→ **Exercise task**
Each entry should be quoted word for word, including every mark of punctuation.

→ **Excerpted records**
————————

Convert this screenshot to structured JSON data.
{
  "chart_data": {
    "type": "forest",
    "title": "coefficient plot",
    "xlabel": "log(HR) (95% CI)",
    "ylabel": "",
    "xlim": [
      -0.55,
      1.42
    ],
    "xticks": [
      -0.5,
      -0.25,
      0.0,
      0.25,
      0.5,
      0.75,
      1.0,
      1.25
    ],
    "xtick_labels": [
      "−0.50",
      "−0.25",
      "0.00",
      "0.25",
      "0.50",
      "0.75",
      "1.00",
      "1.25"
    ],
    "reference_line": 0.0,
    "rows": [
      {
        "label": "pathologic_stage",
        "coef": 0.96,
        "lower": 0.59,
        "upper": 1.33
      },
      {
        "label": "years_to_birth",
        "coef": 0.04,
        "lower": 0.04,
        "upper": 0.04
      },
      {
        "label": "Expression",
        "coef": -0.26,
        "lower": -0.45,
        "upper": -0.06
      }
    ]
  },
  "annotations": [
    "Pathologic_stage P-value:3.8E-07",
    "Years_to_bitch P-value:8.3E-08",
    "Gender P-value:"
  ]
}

————————

→ **Solution below**
Convert this screenshot to structured JSON data.
{
  "chart_data": {
    "type": "forest",
    "title": "coefficient plot",
    "xlabel": "log(HR) (95% CI)",
    "ylabel": "",
    "xlim": [
      -0.55,
      1.42
    ],
    "xticks": [
      -0.5,
      -0.25,
      0.0,
      0.25,
      0.5,
      0.75,
      1.0,
      1.25
    ],
    "xtick_labels": [
      "−0.50",
      "−0.25",
      "0.00",
      "0.25",
      "0.50",
      "0.75",
      "1.00",
      "1.25"
    ],
    "reference_line": 0.0,
    "rows": [
      {
        "label": "pathologic_stage",
        "coef": 0.96,
        "lower": 0.59,
        "upper": 1.33
      },
      {
        "label": "years_to_birth",
        "coef": 0.04,
        "lower": 0.04,
        "upper": 0.04
      },
      {
        "label": "Expression",
        "coef": -0.26,
        "lower": -0.45,
        "upper": -0.06
      }
    ]
  },
  "annotations": [
    "Pathologic_stage P-value:3.8E-07",
    "Years_to_bitch P-value:8.3E-08",
    "Gender P-value:"
  ]
}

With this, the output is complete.